> [AIM OF THE TASK]
Copy the lines verbatim, beginning with the line that contains "Extract all readable text from this page." and continuing through the end of the data, and only those lines.

> [EXCERPTED DATA]
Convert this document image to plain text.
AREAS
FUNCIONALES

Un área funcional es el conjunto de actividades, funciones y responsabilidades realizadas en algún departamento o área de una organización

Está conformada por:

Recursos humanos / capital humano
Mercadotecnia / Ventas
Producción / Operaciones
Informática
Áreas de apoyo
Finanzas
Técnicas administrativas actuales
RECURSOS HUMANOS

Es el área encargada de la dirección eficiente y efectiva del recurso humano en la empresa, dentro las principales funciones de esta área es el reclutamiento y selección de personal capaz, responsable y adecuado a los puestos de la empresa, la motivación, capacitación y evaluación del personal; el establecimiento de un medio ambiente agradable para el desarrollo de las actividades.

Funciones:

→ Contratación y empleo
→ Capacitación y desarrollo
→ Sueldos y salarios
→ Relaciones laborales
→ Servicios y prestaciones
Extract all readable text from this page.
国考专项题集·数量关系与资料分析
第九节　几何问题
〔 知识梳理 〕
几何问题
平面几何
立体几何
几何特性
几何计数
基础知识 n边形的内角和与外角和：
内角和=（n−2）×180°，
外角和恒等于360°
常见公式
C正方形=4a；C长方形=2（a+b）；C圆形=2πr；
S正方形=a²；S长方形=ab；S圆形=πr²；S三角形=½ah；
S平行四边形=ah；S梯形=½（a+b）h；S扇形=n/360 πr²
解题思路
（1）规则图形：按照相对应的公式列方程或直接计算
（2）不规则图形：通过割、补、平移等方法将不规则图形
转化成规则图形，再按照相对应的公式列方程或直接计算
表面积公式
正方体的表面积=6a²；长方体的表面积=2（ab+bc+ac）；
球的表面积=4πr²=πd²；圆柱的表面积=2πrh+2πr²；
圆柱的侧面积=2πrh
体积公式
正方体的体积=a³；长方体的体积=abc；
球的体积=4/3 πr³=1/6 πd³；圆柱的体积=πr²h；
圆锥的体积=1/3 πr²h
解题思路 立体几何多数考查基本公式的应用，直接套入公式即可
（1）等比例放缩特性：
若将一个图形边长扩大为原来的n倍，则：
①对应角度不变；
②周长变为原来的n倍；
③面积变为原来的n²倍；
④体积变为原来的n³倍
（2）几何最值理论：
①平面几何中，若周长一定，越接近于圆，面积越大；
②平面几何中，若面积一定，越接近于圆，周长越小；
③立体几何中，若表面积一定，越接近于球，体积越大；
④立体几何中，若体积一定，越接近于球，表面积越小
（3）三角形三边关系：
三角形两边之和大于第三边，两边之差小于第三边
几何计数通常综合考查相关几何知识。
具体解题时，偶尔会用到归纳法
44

> [ANSWER BELOW]
Extract all readable text from this page.
国考专项题集·数量关系与资料分析
第九节　几何问题
〔 知识梳理 〕
几何问题
平面几何
立体几何
几何特性
几何计数
基础知识 n边形的内角和与外角和：
内角和=（n−2）×180°，
外角和恒等于360°
常见公式
C正方形=4a；C长方形=2（a+b）；C圆形=2πr；
S正方形=a²；S长方形=ab；S圆形=πr²；S三角形=½ah；
S平行四边形=ah；S梯形=½（a+b）h；S扇形=n/360 πr²
解题思路
（1）规则图形：按照相对应的公式列方程或直接计算
（2）不规则图形：通过割、补、平移等方法将不规则图形
转化成规则图形，再按照相对应的公式列方程或直接计算
表面积公式
正方体的表面积=6a²；长方体的表面积=2（ab+bc+ac）；
球的表面积=4πr²=πd²；圆柱的表面积=2πrh+2πr²；
圆柱的侧面积=2πrh
体积公式
正方体的体积=a³；长方体的体积=abc；
球的体积=4/3 πr³=1/6 πd³；圆柱的体积=πr²h；
圆锥的体积=1/3 πr²h
解题思路 立体几何多数考查基本公式的应用，直接套入公式即可
（1）等比例放缩特性：
若将一个图形边长扩大为原来的n倍，则：
①对应角度不变；
②周长变为原来的n倍；
③面积变为原来的n²倍；
④体积变为原来的n³倍
（2）几何最值理论：
①平面几何中，若周长一定，越接近于圆，面积越大；
②平面几何中，若面积一定，越接近于圆，周长越小；
③立体几何中，若表面积一定，越接近于球，体积越大；
④立体几何中，若体积一定，越接近于球，表面积越小
（3）三角形三边关系：
三角形两边之和大于第三边，两边之差小于第三边
几何计数通常综合考查相关几何知识。
具体解题时，偶尔会用到归纳法
44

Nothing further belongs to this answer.